[Data entries]

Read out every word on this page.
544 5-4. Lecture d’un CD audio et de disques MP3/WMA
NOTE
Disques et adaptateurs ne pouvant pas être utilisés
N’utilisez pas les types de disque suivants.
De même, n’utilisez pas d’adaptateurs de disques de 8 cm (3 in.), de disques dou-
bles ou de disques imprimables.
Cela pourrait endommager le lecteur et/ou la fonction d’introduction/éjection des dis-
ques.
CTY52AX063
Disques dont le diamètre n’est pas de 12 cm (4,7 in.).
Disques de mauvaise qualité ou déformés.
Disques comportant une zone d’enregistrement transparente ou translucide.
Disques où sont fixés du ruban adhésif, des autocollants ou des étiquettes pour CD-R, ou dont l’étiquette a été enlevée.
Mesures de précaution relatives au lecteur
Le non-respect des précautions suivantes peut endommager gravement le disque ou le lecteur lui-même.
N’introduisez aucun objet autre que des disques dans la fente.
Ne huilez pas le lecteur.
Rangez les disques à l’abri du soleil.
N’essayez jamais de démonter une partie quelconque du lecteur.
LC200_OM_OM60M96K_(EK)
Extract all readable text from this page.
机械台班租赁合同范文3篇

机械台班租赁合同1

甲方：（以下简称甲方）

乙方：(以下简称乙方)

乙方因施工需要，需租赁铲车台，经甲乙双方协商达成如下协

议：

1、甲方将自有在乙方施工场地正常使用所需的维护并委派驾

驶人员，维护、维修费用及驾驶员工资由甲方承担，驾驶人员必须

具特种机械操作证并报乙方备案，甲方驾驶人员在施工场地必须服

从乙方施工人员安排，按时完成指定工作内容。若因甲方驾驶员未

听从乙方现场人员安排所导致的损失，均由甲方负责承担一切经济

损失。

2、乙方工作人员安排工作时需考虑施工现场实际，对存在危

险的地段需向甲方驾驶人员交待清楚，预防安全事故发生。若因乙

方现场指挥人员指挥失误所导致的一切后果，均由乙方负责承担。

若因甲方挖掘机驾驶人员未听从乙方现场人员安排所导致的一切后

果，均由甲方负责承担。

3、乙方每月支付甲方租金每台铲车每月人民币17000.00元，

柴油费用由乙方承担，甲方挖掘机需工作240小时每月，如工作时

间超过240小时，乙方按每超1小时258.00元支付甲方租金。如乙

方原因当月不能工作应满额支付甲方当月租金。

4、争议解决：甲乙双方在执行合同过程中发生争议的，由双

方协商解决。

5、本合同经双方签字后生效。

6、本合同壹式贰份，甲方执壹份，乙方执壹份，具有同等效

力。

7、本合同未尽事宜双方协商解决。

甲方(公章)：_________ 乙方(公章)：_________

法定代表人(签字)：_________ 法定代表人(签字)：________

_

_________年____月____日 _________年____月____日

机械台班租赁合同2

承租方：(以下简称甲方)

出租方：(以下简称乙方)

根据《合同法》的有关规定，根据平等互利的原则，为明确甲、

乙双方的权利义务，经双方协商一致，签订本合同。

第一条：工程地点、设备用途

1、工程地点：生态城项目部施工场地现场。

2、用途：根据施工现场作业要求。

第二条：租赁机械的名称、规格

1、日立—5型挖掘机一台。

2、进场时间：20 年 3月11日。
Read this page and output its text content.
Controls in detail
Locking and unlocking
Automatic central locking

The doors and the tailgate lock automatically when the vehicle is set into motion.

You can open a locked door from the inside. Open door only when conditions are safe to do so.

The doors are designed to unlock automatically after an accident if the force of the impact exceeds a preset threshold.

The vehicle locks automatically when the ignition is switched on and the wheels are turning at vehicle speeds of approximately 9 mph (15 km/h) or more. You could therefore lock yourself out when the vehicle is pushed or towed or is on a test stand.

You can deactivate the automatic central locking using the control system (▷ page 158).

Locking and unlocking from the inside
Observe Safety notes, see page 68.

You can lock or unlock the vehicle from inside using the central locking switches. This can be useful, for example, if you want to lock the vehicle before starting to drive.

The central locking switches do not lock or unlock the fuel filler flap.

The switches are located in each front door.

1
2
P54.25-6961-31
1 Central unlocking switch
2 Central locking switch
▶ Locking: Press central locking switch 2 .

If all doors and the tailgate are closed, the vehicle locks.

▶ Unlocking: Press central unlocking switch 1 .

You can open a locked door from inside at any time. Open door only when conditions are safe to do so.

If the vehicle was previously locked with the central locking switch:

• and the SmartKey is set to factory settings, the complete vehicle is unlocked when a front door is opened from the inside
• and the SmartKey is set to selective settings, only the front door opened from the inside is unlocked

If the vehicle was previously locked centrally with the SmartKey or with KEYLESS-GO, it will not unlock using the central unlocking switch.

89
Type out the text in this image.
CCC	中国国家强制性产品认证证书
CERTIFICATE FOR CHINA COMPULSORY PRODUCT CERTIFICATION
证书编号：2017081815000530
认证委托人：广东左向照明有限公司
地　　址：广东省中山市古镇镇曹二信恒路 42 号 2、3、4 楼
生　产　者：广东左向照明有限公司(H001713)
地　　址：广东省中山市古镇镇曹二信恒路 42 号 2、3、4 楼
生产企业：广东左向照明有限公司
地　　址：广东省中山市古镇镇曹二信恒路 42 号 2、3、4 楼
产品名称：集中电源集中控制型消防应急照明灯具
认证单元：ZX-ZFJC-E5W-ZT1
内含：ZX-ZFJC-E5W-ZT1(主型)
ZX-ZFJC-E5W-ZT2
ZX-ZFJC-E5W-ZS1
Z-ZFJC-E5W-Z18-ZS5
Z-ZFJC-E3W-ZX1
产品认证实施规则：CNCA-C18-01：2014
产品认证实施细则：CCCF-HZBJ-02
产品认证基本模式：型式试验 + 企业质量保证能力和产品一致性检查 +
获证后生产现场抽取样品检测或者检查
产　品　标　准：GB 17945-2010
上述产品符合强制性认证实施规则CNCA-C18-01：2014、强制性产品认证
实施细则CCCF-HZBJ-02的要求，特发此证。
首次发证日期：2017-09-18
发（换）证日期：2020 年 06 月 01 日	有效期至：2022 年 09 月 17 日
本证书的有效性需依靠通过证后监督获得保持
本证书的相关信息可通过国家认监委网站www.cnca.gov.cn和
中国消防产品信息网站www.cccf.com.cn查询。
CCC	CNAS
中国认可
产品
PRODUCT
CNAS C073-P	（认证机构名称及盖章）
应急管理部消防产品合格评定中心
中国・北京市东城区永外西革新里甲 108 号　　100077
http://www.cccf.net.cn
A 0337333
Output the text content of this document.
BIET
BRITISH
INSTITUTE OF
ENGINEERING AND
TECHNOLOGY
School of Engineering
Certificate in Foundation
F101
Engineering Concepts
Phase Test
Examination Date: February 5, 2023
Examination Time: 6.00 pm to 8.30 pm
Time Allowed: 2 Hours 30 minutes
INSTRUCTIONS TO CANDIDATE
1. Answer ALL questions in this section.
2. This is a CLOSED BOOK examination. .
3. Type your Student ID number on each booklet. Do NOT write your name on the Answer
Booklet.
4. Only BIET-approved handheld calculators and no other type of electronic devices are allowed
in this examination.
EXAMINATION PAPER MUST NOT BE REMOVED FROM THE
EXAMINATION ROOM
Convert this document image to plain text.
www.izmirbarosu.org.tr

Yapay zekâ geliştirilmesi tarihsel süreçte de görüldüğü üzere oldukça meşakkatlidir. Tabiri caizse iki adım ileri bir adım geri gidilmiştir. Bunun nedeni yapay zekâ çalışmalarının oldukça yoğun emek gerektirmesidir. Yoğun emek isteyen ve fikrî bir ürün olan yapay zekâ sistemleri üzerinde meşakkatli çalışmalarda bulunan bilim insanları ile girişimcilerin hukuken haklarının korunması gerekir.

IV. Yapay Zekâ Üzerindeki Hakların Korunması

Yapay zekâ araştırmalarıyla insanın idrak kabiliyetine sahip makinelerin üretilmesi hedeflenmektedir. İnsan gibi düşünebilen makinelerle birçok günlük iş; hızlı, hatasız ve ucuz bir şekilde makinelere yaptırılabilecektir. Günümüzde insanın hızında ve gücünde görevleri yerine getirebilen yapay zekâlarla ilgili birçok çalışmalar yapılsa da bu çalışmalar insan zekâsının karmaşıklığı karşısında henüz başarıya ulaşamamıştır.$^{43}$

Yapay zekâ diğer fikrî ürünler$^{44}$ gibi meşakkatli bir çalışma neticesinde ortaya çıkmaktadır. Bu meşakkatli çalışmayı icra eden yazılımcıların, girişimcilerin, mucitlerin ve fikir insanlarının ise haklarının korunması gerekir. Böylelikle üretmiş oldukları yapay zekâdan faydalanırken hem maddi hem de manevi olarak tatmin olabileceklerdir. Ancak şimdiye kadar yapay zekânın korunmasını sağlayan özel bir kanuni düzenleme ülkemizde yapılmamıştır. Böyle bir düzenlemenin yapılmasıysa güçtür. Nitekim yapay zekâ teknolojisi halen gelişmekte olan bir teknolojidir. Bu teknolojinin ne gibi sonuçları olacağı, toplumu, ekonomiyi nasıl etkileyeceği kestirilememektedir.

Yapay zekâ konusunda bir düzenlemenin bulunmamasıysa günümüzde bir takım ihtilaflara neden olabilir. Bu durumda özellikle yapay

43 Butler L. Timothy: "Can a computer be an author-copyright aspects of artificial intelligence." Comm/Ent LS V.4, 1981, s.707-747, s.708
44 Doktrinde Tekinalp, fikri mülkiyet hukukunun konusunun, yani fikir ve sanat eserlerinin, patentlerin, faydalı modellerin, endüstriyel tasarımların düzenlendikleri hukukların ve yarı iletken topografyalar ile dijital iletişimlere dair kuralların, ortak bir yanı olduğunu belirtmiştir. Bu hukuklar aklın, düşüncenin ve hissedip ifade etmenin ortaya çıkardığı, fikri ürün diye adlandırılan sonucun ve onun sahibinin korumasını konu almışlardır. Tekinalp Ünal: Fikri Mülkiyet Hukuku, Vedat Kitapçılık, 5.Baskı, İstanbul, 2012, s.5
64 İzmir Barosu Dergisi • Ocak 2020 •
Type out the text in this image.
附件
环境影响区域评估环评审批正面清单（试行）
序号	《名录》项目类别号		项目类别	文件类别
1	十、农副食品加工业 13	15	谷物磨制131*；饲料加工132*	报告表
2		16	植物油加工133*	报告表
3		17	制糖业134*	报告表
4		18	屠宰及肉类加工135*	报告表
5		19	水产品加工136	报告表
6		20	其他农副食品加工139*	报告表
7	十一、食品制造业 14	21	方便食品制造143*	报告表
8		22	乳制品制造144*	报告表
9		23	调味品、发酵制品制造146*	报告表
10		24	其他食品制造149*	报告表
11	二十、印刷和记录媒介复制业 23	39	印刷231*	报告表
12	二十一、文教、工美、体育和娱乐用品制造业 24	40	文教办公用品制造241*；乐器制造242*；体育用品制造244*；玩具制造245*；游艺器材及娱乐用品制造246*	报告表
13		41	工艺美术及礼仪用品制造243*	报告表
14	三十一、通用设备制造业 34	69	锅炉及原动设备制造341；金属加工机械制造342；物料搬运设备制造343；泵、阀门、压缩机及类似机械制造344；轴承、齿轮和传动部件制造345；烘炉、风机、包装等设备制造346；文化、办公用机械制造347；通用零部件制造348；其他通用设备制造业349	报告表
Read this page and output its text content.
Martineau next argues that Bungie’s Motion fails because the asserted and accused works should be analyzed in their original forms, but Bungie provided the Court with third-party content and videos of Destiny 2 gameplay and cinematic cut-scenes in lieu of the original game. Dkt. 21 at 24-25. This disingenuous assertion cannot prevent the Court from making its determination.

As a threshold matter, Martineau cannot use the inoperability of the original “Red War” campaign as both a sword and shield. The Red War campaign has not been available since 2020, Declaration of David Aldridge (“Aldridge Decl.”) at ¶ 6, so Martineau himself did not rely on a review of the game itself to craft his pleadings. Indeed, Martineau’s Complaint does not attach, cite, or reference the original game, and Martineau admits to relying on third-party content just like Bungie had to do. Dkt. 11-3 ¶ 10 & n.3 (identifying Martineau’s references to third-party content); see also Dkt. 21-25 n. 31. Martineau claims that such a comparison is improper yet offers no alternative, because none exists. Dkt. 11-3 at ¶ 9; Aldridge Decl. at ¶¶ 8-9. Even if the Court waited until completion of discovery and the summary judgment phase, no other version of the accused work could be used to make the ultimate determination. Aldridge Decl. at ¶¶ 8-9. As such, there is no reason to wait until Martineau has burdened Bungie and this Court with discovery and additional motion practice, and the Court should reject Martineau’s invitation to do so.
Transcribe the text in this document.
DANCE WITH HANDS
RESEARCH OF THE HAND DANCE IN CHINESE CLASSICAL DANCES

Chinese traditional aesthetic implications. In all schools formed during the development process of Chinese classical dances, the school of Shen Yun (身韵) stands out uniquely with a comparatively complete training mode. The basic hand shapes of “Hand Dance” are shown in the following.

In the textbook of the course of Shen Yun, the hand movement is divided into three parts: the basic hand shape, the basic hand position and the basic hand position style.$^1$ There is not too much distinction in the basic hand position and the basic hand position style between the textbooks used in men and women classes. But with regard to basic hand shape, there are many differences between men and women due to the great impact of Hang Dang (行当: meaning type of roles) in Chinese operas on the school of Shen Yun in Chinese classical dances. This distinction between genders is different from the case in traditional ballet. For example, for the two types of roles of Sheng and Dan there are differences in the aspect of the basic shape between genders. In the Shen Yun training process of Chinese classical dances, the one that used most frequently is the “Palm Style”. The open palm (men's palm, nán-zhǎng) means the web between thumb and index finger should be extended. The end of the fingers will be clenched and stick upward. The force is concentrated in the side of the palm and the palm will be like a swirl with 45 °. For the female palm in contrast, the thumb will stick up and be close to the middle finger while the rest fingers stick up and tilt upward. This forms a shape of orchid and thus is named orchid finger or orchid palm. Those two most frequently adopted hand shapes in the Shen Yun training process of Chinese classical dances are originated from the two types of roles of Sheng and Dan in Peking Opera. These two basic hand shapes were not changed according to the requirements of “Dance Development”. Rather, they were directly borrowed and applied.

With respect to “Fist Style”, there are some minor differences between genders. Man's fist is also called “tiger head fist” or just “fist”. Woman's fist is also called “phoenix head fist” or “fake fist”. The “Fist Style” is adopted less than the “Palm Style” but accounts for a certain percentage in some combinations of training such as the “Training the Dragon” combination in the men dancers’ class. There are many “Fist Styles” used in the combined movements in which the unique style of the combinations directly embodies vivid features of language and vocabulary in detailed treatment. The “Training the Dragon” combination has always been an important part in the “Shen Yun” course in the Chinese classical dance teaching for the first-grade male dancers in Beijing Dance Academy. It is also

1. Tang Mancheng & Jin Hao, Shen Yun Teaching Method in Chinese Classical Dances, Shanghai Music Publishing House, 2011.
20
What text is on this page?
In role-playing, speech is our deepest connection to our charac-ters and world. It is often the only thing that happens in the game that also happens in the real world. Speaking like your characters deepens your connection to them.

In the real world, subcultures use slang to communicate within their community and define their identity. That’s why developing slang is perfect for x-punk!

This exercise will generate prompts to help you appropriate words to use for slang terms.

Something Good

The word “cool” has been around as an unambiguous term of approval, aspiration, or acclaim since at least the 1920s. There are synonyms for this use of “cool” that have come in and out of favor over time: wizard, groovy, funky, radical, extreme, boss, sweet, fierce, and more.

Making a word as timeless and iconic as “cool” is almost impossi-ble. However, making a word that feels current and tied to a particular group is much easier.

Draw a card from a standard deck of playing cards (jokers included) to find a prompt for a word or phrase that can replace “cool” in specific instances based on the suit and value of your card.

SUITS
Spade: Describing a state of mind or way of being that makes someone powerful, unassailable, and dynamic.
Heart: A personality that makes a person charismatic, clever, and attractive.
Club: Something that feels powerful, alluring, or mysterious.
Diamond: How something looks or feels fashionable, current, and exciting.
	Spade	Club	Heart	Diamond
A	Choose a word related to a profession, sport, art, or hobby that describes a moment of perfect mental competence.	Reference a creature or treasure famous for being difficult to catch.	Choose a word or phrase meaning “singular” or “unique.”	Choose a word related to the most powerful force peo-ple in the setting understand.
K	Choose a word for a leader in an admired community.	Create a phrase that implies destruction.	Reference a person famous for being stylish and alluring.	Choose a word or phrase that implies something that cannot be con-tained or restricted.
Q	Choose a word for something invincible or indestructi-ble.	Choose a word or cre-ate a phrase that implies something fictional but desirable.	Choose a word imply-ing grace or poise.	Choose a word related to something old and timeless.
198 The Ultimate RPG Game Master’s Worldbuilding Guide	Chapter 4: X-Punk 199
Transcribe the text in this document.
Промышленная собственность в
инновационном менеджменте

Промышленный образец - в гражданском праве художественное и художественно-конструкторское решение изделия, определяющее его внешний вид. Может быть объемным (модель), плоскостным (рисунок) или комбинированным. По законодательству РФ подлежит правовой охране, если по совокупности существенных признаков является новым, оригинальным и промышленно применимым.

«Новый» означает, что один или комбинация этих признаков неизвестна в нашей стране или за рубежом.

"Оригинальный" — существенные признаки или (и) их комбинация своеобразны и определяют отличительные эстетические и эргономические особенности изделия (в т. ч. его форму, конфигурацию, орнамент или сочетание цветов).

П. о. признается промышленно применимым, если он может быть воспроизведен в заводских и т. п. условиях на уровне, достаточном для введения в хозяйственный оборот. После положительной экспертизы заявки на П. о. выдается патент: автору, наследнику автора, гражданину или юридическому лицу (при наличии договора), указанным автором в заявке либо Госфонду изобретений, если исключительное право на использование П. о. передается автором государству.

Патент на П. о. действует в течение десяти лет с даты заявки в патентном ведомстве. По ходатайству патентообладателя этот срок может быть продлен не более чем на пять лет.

Written request: Which lines contain "inside"? Show each of them.

Correct response:
You can open a locked door from the inside. Open door only when conditions are safe to do so.
Locking and unlocking from the inside
You can lock or unlock the vehicle from inside using the central locking switches. This can be useful, for example, if you want to lock the vehicle before starting to drive.
You can open a locked door from inside at any time. Open door only when conditions are safe to do so.
• and the SmartKey is set to factory settings, the complete vehicle is unlocked when a front door is opened from the inside
• and the SmartKey is set to selective settings, only the front door opened from the inside is unlocked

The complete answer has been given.